» **Working data**
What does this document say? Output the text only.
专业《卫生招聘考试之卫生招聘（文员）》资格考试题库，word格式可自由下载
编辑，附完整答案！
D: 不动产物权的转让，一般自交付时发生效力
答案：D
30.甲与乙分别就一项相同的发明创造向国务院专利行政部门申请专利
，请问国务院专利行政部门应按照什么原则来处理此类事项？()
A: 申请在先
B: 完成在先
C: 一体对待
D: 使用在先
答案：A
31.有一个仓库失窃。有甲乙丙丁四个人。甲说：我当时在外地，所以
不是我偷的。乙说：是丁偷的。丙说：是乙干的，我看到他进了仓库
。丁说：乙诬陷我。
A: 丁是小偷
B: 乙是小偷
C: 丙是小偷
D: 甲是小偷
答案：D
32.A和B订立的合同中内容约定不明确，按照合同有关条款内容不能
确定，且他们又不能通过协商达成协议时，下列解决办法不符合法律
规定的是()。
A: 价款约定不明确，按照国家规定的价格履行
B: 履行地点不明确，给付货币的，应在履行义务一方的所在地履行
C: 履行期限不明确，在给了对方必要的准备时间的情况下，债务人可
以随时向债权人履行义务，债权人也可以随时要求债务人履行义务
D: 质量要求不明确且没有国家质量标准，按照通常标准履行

» **Exercise prompt**
Repeat every line of the material exactly as given.

» **Output of the exercise**
What does this document say? Output the text only.
专业《卫生招聘考试之卫生招聘（文员）》资格考试题库，word格式可自由下载
编辑，附完整答案！
D: 不动产物权的转让，一般自交付时发生效力
答案：D
30.甲与乙分别就一项相同的发明创造向国务院专利行政部门申请专利
，请问国务院专利行政部门应按照什么原则来处理此类事项？()
A: 申请在先
B: 完成在先
C: 一体对待
D: 使用在先
答案：A
31.有一个仓库失窃。有甲乙丙丁四个人。甲说：我当时在外地，所以
不是我偷的。乙说：是丁偷的。丙说：是乙干的，我看到他进了仓库
。丁说：乙诬陷我。
A: 丁是小偷
B: 乙是小偷
C: 丙是小偷
D: 甲是小偷
答案：D
32.A和B订立的合同中内容约定不明确，按照合同有关条款内容不能
确定，且他们又不能通过协商达成协议时，下列解决办法不符合法律
规定的是()。
A: 价款约定不明确，按照国家规定的价格履行
B: 履行地点不明确，给付货币的，应在履行义务一方的所在地履行
C: 履行期限不明确，在给了对方必要的准备时间的情况下，债务人可
以随时向债权人履行义务，债权人也可以随时要求债务人履行义务
D: 质量要求不明确且没有国家质量标准，按照通常标准履行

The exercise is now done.